> _Given information_:

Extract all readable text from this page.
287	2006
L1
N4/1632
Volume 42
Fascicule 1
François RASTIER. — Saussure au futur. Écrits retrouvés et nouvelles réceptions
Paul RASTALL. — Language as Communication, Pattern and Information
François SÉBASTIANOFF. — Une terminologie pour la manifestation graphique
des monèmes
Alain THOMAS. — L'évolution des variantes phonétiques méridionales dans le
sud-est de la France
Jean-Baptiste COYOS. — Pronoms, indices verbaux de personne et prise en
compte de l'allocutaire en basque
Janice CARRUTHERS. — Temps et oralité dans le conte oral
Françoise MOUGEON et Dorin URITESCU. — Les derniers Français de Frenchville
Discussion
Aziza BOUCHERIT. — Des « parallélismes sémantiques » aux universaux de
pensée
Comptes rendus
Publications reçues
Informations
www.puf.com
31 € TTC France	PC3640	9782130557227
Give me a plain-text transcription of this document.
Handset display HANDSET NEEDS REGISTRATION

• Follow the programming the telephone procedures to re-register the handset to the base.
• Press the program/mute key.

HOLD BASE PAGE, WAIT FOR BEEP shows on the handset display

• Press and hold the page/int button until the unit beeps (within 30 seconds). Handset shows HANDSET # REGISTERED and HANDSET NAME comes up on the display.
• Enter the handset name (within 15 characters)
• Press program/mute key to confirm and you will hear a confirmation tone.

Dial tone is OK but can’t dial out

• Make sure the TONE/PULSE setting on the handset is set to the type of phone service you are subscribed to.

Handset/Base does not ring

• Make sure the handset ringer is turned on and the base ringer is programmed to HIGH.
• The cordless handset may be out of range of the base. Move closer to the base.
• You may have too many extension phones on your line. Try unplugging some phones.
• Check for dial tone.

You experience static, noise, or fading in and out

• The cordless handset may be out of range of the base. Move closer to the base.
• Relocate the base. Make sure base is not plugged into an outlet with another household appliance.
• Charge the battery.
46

...

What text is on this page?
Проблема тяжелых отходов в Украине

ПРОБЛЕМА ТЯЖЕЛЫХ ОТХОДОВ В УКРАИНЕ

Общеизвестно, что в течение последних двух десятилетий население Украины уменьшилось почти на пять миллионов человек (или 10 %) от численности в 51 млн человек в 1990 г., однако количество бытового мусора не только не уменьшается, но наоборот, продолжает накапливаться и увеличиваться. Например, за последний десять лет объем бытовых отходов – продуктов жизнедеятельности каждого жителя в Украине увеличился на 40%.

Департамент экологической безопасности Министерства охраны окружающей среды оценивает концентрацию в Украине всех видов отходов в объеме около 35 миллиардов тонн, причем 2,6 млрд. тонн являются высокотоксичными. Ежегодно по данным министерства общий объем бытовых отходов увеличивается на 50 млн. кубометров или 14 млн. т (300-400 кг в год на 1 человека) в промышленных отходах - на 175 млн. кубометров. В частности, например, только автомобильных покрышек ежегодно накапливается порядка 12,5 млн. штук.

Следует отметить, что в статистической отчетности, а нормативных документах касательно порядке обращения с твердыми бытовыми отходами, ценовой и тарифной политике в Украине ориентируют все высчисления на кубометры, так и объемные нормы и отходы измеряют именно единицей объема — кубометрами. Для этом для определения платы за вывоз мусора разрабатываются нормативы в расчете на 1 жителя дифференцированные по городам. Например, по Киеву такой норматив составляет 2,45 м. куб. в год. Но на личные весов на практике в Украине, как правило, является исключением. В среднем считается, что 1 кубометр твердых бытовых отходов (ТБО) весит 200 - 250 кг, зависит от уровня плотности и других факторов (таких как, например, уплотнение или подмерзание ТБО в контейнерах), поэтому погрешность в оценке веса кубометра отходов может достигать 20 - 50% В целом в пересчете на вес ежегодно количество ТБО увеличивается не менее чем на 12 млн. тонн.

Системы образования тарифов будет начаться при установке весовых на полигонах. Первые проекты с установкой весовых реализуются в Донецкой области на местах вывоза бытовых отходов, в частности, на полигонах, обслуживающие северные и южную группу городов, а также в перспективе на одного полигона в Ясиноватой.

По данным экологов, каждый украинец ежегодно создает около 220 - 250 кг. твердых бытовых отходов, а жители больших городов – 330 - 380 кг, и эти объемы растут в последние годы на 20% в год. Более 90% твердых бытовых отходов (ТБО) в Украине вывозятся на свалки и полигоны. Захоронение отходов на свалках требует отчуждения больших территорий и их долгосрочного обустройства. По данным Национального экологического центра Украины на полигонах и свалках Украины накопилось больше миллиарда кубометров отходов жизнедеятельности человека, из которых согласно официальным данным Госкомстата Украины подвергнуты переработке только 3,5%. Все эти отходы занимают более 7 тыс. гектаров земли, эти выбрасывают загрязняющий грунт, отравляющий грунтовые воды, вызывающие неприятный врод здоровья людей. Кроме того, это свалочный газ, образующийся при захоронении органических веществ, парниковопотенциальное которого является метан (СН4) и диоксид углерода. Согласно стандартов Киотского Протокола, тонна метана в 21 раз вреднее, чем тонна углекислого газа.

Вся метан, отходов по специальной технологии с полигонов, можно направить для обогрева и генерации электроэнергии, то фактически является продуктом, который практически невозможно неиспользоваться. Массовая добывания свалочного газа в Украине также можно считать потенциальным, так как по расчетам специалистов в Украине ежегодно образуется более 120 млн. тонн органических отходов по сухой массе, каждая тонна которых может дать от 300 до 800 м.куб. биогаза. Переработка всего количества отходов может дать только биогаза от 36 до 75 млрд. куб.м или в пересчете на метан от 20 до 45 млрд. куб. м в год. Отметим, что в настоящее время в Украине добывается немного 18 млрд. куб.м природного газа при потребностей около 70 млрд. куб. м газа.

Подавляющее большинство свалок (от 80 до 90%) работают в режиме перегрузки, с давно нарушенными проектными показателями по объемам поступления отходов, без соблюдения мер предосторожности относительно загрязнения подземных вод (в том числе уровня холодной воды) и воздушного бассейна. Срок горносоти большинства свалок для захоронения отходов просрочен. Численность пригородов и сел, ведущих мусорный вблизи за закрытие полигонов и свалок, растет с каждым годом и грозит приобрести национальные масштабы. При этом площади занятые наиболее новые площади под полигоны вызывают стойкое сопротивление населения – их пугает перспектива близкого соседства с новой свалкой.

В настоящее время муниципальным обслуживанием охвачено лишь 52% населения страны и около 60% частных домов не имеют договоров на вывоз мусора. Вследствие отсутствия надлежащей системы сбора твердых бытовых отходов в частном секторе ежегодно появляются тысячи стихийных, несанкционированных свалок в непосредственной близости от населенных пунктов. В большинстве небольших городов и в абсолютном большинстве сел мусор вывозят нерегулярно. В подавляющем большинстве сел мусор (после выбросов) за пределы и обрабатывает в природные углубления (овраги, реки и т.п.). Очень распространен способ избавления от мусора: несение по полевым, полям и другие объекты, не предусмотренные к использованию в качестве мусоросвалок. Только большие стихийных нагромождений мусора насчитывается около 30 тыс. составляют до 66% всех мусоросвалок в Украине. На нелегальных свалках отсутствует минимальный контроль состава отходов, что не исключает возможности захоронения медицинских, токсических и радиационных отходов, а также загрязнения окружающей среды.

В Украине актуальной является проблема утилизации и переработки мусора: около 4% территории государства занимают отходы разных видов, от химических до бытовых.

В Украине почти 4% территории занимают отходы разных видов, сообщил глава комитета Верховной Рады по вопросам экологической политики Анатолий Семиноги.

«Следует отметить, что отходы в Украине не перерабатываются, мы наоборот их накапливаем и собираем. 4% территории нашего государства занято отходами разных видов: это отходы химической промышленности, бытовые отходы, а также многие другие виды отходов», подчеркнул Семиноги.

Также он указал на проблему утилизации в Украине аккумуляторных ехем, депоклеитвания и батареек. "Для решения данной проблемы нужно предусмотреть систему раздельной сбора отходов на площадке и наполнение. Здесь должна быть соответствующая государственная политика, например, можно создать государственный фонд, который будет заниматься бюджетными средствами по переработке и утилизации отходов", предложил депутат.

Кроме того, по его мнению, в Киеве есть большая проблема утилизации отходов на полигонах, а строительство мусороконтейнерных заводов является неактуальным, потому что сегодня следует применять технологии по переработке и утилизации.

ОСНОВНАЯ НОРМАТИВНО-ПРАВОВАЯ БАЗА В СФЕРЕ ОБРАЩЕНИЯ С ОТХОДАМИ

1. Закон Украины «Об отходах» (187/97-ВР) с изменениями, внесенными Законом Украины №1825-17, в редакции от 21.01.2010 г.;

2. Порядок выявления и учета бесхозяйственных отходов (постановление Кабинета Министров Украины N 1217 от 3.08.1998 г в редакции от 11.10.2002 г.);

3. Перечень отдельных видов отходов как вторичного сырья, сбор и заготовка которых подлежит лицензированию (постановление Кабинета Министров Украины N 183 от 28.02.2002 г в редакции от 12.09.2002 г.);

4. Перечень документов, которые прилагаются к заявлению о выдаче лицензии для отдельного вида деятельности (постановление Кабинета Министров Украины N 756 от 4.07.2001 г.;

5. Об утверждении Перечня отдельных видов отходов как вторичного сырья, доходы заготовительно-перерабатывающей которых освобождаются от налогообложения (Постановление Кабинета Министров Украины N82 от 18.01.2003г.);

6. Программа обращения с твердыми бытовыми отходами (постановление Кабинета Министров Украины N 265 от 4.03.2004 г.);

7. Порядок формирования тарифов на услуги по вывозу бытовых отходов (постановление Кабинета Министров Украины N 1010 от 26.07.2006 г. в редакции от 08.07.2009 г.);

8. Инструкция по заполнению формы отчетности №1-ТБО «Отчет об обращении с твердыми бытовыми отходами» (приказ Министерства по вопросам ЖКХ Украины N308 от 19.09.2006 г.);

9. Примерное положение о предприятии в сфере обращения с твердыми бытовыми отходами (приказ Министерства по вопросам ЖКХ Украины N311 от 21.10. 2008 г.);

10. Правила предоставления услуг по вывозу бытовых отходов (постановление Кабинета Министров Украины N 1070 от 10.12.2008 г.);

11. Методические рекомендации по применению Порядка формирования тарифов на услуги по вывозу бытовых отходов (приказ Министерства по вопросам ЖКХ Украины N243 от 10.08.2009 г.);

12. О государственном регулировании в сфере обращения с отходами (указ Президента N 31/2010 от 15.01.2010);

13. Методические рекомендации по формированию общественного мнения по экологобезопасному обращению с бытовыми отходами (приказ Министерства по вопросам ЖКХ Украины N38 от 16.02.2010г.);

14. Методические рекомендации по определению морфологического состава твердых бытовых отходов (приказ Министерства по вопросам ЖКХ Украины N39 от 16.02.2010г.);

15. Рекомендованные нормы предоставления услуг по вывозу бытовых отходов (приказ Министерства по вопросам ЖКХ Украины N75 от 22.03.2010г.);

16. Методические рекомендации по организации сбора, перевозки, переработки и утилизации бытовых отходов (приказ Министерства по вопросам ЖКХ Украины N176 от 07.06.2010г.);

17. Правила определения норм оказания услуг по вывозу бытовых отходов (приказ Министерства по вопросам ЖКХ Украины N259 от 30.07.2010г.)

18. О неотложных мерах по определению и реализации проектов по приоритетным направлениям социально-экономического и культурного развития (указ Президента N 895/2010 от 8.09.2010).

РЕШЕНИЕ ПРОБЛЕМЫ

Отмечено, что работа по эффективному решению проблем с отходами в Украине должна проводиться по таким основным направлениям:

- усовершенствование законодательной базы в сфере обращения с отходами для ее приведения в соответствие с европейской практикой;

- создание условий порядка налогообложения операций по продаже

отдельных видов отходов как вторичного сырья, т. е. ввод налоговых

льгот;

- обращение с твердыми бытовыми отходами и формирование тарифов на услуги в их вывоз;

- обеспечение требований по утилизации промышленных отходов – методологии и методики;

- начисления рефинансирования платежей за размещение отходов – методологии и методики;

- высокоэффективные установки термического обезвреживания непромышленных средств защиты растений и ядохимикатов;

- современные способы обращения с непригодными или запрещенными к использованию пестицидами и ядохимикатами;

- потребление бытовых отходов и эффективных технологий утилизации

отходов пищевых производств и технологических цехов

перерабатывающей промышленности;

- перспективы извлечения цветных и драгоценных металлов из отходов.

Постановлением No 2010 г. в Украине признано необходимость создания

--

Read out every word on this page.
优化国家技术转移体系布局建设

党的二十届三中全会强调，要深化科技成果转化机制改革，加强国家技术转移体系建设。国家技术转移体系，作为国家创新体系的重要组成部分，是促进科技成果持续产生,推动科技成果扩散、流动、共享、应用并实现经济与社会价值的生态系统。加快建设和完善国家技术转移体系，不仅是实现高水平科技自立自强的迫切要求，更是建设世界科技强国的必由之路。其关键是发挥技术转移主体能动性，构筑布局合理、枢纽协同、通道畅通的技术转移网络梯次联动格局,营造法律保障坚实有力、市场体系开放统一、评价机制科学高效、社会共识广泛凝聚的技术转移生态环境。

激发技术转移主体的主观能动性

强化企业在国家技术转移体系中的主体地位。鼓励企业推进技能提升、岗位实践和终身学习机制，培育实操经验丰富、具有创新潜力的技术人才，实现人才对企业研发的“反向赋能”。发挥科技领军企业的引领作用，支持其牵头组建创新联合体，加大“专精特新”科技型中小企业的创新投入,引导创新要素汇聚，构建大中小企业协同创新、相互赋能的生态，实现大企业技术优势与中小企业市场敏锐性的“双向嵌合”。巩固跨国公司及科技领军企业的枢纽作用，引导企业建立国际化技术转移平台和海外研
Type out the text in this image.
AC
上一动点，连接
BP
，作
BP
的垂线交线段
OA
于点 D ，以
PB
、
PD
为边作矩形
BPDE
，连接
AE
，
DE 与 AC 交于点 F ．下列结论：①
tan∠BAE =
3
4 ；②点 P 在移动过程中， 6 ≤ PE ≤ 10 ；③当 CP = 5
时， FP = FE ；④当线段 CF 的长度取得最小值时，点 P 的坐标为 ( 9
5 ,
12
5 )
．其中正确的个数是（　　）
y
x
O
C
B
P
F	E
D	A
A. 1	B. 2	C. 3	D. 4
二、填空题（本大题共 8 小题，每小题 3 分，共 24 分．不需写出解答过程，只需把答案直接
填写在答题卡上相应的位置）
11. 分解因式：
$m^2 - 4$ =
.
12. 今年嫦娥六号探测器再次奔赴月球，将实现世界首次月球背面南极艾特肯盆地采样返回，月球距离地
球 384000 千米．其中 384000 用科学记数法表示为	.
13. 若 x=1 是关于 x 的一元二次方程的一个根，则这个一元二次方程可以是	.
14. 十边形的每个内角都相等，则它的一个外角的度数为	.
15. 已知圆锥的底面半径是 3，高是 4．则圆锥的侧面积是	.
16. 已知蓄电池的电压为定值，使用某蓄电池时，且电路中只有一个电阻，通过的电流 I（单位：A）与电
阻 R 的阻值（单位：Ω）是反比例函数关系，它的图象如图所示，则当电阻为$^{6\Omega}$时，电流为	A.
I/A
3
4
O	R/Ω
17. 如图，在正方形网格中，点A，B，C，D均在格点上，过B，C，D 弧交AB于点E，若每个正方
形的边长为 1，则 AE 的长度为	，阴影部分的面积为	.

> _Given task_:
Search the entries for "Press" and copy out each line that has it.

> _Response to this task_:
• Press the program/mute key.
• Press and hold the page/int button until the unit beeps (within 30 seconds). Handset shows HANDSET # REGISTERED and HANDSET NAME comes up on the display.
• Press program/mute key to confirm and you will hear a confirmation tone.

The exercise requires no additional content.